# [The request]
Repeat the material below exactly, line for line.

# [Exercise input]
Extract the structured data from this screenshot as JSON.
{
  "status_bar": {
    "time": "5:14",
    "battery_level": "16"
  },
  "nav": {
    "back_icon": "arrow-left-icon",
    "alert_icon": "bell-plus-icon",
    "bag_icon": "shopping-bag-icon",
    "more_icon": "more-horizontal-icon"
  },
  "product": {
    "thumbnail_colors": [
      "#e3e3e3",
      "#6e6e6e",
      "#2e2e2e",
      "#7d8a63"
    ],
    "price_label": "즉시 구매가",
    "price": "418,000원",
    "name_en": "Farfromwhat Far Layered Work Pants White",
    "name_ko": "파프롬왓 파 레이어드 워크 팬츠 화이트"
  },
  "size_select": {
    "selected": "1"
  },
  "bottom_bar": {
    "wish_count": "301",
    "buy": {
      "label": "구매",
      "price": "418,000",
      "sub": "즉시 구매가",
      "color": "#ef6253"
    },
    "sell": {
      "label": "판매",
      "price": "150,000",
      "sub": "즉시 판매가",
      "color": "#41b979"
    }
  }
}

# [Output for this exercise]
Extract the structured data from this screenshot as JSON.
{
  "status_bar": {
    "time": "5:14",
    "battery_level": "16"
  },
  "nav": {
    "back_icon": "arrow-left-icon",
    "alert_icon": "bell-plus-icon",
    "bag_icon": "shopping-bag-icon",
    "more_icon": "more-horizontal-icon"
  },
  "product": {
    "thumbnail_colors": [
      "#e3e3e3",
      "#6e6e6e",
      "#2e2e2e",
      "#7d8a63"
    ],
    "price_label": "즉시 구매가",
    "price": "418,000원",
    "name_en": "Farfromwhat Far Layered Work Pants White",
    "name_ko": "파프롬왓 파 레이어드 워크 팬츠 화이트"
  },
  "size_select": {
    "selected": "1"
  },
  "bottom_bar": {
    "wish_count": "301",
    "buy": {
      "label": "구매",
      "price": "418,000",
      "sub": "즉시 구매가",
      "color": "#ef6253"
    },
    "sell": {
      "label": "판매",
      "price": "150,000",
      "sub": "즉시 판매가",
      "color": "#41b979"
    }
  }
}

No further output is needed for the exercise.